> _Exercise directions_: Copy all of the material below exactly.

begin Given data

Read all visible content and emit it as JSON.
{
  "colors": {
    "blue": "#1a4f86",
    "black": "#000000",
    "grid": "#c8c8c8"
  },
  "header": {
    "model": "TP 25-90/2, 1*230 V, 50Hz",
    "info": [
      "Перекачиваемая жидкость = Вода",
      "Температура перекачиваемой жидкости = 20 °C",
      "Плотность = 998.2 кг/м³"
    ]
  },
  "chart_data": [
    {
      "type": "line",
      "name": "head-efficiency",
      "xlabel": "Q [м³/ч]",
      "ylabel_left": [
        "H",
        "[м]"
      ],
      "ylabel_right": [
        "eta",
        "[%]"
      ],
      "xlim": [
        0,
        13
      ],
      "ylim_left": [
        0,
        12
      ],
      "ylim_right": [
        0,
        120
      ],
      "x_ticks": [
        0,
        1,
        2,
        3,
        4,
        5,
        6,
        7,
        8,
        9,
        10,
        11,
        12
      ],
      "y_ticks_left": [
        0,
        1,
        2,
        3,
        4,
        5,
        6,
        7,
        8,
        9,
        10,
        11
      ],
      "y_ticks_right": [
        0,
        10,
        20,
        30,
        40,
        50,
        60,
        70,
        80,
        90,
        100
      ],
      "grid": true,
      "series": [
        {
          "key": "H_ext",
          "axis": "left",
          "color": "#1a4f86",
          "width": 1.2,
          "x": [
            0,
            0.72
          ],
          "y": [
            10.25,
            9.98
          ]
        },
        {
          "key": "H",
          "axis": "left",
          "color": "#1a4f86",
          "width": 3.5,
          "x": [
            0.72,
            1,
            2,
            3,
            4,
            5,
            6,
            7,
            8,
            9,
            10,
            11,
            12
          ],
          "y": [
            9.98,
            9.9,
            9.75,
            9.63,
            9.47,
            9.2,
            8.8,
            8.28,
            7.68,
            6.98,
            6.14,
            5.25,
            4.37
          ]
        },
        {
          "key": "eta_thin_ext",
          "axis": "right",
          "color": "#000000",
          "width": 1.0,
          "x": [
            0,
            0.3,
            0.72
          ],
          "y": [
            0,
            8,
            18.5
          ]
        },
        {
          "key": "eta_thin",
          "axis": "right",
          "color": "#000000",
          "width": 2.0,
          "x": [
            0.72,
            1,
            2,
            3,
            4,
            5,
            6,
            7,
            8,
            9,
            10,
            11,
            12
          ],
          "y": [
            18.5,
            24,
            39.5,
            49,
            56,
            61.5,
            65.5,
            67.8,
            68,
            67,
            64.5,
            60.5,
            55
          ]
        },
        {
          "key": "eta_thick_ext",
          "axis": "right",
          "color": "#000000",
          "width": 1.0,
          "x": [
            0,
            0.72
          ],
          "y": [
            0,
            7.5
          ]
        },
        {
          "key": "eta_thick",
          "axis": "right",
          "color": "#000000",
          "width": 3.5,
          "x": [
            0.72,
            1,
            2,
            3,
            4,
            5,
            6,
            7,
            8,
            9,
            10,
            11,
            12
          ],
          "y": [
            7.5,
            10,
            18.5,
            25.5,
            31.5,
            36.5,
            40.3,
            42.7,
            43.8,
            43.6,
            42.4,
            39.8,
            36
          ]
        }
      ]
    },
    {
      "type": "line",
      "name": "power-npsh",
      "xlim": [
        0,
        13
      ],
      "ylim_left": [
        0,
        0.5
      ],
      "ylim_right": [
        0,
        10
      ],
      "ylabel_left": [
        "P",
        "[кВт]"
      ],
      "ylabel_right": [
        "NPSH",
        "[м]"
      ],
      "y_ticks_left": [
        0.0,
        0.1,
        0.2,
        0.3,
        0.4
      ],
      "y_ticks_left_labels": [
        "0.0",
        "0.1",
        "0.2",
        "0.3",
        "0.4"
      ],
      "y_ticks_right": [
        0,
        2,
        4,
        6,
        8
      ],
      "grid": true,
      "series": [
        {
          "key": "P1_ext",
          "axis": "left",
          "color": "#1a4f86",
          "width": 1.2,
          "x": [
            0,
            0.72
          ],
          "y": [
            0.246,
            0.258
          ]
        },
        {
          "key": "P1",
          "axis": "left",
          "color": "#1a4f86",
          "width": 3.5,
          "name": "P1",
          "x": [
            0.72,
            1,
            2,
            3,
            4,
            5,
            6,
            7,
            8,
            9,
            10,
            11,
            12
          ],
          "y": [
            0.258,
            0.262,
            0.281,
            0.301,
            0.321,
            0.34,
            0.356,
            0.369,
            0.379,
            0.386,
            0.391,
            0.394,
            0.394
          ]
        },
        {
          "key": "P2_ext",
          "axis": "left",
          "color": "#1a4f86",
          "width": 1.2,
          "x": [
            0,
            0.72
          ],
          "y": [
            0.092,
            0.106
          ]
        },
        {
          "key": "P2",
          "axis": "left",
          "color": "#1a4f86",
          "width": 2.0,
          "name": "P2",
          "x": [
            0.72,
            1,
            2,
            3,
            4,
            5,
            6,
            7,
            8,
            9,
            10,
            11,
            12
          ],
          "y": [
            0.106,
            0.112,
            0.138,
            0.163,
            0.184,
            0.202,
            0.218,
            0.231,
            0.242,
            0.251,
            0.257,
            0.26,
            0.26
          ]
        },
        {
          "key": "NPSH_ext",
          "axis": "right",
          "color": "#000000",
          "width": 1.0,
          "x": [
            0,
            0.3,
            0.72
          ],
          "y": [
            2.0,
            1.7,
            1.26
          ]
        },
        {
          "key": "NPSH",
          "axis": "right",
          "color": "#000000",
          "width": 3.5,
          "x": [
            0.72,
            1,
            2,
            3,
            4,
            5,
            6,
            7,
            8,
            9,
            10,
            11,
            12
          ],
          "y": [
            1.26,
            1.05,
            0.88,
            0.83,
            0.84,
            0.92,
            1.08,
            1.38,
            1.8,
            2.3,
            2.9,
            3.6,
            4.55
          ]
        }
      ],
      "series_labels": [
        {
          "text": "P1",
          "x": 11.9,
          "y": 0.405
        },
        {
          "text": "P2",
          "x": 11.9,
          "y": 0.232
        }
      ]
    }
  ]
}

end Given data

> _Response to the task_:
Read all visible content and emit it as JSON.
{
  "colors": {
    "blue": "#1a4f86",
    "black": "#000000",
    "grid": "#c8c8c8"
  },
  "header": {
    "model": "TP 25-90/2, 1*230 V, 50Hz",
    "info": [
      "Перекачиваемая жидкость = Вода",
      "Температура перекачиваемой жидкости = 20 °C",
      "Плотность = 998.2 кг/м³"
    ]
  },
  "chart_data": [
    {
      "type": "line",
      "name": "head-efficiency",
      "xlabel": "Q [м³/ч]",
      "ylabel_left": [
        "H",
        "[м]"
      ],
      "ylabel_right": [
        "eta",
        "[%]"
      ],
      "xlim": [
        0,
        13
      ],
      "ylim_left": [
        0,
        12
      ],
      "ylim_right": [
        0,
        120
      ],
      "x_ticks": [
        0,
        1,
        2,
        3,
        4,
        5,
        6,
        7,
        8,
        9,
        10,
        11,
        12
      ],
      "y_ticks_left": [
        0,
        1,
        2,
        3,
        4,
        5,
        6,
        7,
        8,
        9,
        10,
        11
      ],
      "y_ticks_right": [
        0,
        10,
        20,
        30,
        40,
        50,
        60,
        70,
        80,
        90,
        100
      ],
      "grid": true,
      "series": [
        {
          "key": "H_ext",
          "axis": "left",
          "color": "#1a4f86",
          "width": 1.2,
          "x": [
            0,
            0.72
          ],
          "y": [
            10.25,
            9.98
          ]
        },
        {
          "key": "H",
          "axis": "left",
          "color": "#1a4f86",
          "width": 3.5,
          "x": [
            0.72,
            1,
            2,
            3,
            4,
            5,
            6,
            7,
            8,
            9,
            10,
            11,
            12
          ],
          "y": [
            9.98,
            9.9,
            9.75,
            9.63,
            9.47,
            9.2,
            8.8,
            8.28,
            7.68,
            6.98,
            6.14,
            5.25,
            4.37
          ]
        },
        {
          "key": "eta_thin_ext",
          "axis": "right",
          "color": "#000000",
          "width": 1.0,
          "x": [
            0,
            0.3,
            0.72
          ],
          "y": [
            0,
            8,
            18.5
          ]
        },
        {
          "key": "eta_thin",
          "axis": "right",
          "color": "#000000",
          "width": 2.0,
          "x": [
            0.72,
            1,
            2,
            3,
            4,
            5,
            6,
            7,
            8,
            9,
            10,
            11,
            12
          ],
          "y": [
            18.5,
            24,
            39.5,
            49,
            56,
            61.5,
            65.5,
            67.8,
            68,
            67,
            64.5,
            60.5,
            55
          ]
        },
        {
          "key": "eta_thick_ext",
          "axis": "right",
          "color": "#000000",
          "width": 1.0,
          "x": [
            0,
            0.72
          ],
          "y": [
            0,
            7.5
          ]
        },
        {
          "key": "eta_thick",
          "axis": "right",
          "color": "#000000",
          "width": 3.5,
          "x": [
            0.72,
            1,
            2,
            3,
            4,
            5,
            6,
            7,
            8,
            9,
            10,
            11,
            12
          ],
          "y": [
            7.5,
            10,
            18.5,
            25.5,
            31.5,
            36.5,
            40.3,
            42.7,
            43.8,
            43.6,
            42.4,
            39.8,
            36
          ]
        }
      ]
    },
    {
      "type": "line",
      "name": "power-npsh",
      "xlim": [
        0,
        13
      ],
      "ylim_left": [
        0,
        0.5
      ],
      "ylim_right": [
        0,
        10
      ],
      "ylabel_left": [
        "P",
        "[кВт]"
      ],
      "ylabel_right": [
        "NPSH",
        "[м]"
      ],
      "y_ticks_left": [
        0.0,
        0.1,
        0.2,
        0.3,
        0.4
      ],
      "y_ticks_left_labels": [
        "0.0",
        "0.1",
        "0.2",
        "0.3",
        "0.4"
      ],
      "y_ticks_right": [
        0,
        2,
        4,
        6,
        8
      ],
      "grid": true,
      "series": [
        {
          "key": "P1_ext",
          "axis": "left",
          "color": "#1a4f86",
          "width": 1.2,
          "x": [
            0,
            0.72
          ],
          "y": [
            0.246,
            0.258
          ]
        },
        {
          "key": "P1",
          "axis": "left",
          "color": "#1a4f86",
          "width": 3.5,
          "name": "P1",
          "x": [
            0.72,
            1,
            2,
            3,
            4,
            5,
            6,
            7,
            8,
            9,
            10,
            11,
            12
          ],
          "y": [
            0.258,
            0.262,
            0.281,
            0.301,
            0.321,
            0.34,
            0.356,
            0.369,
            0.379,
            0.386,
            0.391,
            0.394,
            0.394
          ]
        },
        {
          "key": "P2_ext",
          "axis": "left",
          "color": "#1a4f86",
          "width": 1.2,
          "x": [
            0,
            0.72
          ],
          "y": [
            0.092,
            0.106
          ]
        },
        {
          "key": "P2",
          "axis": "left",
          "color": "#1a4f86",
          "width": 2.0,
          "name": "P2",
          "x": [
            0.72,
            1,
            2,
            3,
            4,
            5,
            6,
            7,
            8,
            9,
            10,
            11,
            12
          ],
          "y": [
            0.106,
            0.112,
            0.138,
            0.163,
            0.184,
            0.202,
            0.218,
            0.231,
            0.242,
            0.251,
            0.257,
            0.26,
            0.26
          ]
        },
        {
          "key": "NPSH_ext",
          "axis": "right",
          "color": "#000000",
          "width": 1.0,
          "x": [
            0,
            0.3,
            0.72
          ],
          "y": [
            2.0,
            1.7,
            1.26
          ]
        },
        {
          "key": "NPSH",
          "axis": "right",
          "color": "#000000",
          "width": 3.5,
          "x": [
            0.72,
            1,
            2,
            3,
            4,
            5,
            6,
            7,
            8,
            9,
            10,
            11,
            12
          ],
          "y": [
            1.26,
            1.05,
            0.88,
            0.83,
            0.84,
            0.92,
            1.08,
            1.38,
            1.8,
            2.3,
            2.9,
            3.6,
            4.55
          ]
        }
      ],
      "series_labels": [
        {
          "text": "P1",
          "x": 11.9,
          "y": 0.405
        },
        {
          "text": "P2",
          "x": 11.9,
          "y": 0.232
        }
      ]
    }
  ]
}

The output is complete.